# WHAT IS EXPECTED
Output exactly the lines from the line with "What text is on this page?" through the end of the records below. Include nothing else.

# DATA FOR THE TASK
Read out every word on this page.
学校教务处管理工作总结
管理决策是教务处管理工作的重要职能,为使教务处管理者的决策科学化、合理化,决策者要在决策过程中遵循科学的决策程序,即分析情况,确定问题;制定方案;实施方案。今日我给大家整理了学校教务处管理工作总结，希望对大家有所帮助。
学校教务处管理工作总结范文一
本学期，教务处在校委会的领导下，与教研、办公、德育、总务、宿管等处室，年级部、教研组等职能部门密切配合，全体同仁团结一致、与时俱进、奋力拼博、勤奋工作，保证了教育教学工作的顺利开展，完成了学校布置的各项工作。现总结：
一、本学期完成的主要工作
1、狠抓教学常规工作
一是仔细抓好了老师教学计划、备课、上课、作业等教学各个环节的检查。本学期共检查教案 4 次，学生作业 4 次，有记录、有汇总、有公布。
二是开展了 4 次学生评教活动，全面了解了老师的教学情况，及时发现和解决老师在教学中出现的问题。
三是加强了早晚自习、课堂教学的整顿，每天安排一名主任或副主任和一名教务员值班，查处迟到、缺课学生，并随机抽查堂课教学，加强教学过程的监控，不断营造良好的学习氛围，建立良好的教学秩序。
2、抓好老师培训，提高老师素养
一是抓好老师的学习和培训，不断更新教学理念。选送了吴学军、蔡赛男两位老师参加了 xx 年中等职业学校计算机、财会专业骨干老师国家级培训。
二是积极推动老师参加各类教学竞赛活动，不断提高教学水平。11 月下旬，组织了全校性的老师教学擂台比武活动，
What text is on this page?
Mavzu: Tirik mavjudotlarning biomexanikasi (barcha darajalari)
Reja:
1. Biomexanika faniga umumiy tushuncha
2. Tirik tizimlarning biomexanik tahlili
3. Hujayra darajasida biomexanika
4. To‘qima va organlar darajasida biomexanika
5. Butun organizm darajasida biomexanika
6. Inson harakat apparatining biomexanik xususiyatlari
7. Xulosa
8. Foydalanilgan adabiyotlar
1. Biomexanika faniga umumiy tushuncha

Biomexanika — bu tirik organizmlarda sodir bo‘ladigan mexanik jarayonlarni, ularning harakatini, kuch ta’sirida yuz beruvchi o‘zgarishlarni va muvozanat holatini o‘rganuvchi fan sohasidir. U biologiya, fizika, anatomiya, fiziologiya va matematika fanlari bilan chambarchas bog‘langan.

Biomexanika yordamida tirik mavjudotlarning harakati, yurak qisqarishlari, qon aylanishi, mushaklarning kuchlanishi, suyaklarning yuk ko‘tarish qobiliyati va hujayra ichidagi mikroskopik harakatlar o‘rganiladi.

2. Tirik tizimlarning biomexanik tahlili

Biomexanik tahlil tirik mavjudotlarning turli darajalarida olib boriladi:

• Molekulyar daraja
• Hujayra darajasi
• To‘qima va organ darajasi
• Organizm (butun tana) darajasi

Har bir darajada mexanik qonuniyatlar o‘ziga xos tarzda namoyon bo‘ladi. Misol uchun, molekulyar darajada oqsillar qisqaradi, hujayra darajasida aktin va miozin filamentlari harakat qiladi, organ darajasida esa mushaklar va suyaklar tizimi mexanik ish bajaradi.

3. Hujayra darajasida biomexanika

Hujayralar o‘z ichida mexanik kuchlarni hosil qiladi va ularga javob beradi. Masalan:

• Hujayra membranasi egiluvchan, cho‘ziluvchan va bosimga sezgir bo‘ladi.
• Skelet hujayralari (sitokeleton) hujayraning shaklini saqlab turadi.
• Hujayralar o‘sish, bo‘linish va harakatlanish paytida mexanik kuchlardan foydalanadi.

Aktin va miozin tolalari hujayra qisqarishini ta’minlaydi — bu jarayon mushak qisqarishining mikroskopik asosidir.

# COMPLETED TASK
What text is on this page?
Mavzu: Tirik mavjudotlarning biomexanikasi (barcha darajalari)
Reja:
1. Biomexanika faniga umumiy tushuncha
2. Tirik tizimlarning biomexanik tahlili
3. Hujayra darajasida biomexanika
4. To‘qima va organlar darajasida biomexanika
5. Butun organizm darajasida biomexanika
6. Inson harakat apparatining biomexanik xususiyatlari
7. Xulosa
8. Foydalanilgan adabiyotlar
1. Biomexanika faniga umumiy tushuncha

Biomexanika — bu tirik organizmlarda sodir bo‘ladigan mexanik jarayonlarni, ularning harakatini, kuch ta’sirida yuz beruvchi o‘zgarishlarni va muvozanat holatini o‘rganuvchi fan sohasidir. U biologiya, fizika, anatomiya, fiziologiya va matematika fanlari bilan chambarchas bog‘langan.

Biomexanika yordamida tirik mavjudotlarning harakati, yurak qisqarishlari, qon aylanishi, mushaklarning kuchlanishi, suyaklarning yuk ko‘tarish qobiliyati va hujayra ichidagi mikroskopik harakatlar o‘rganiladi.

2. Tirik tizimlarning biomexanik tahlili

Biomexanik tahlil tirik mavjudotlarning turli darajalarida olib boriladi:

• Molekulyar daraja
• Hujayra darajasi
• To‘qima va organ darajasi
• Organizm (butun tana) darajasi

Har bir darajada mexanik qonuniyatlar o‘ziga xos tarzda namoyon bo‘ladi. Misol uchun, molekulyar darajada oqsillar qisqaradi, hujayra darajasida aktin va miozin filamentlari harakat qiladi, organ darajasida esa mushaklar va suyaklar tizimi mexanik ish bajaradi.

3. Hujayra darajasida biomexanika

Hujayralar o‘z ichida mexanik kuchlarni hosil qiladi va ularga javob beradi. Masalan:

• Hujayra membranasi egiluvchan, cho‘ziluvchan va bosimga sezgir bo‘ladi.
• Skelet hujayralari (sitokeleton) hujayraning shaklini saqlab turadi.
• Hujayralar o‘sish, bo‘linish va harakatlanish paytida mexanik kuchlardan foydalanadi.

Aktin va miozin tolalari hujayra qisqarishini ta’minlaydi — bu jarayon mushak qisqarishining mikroskopik asosidir.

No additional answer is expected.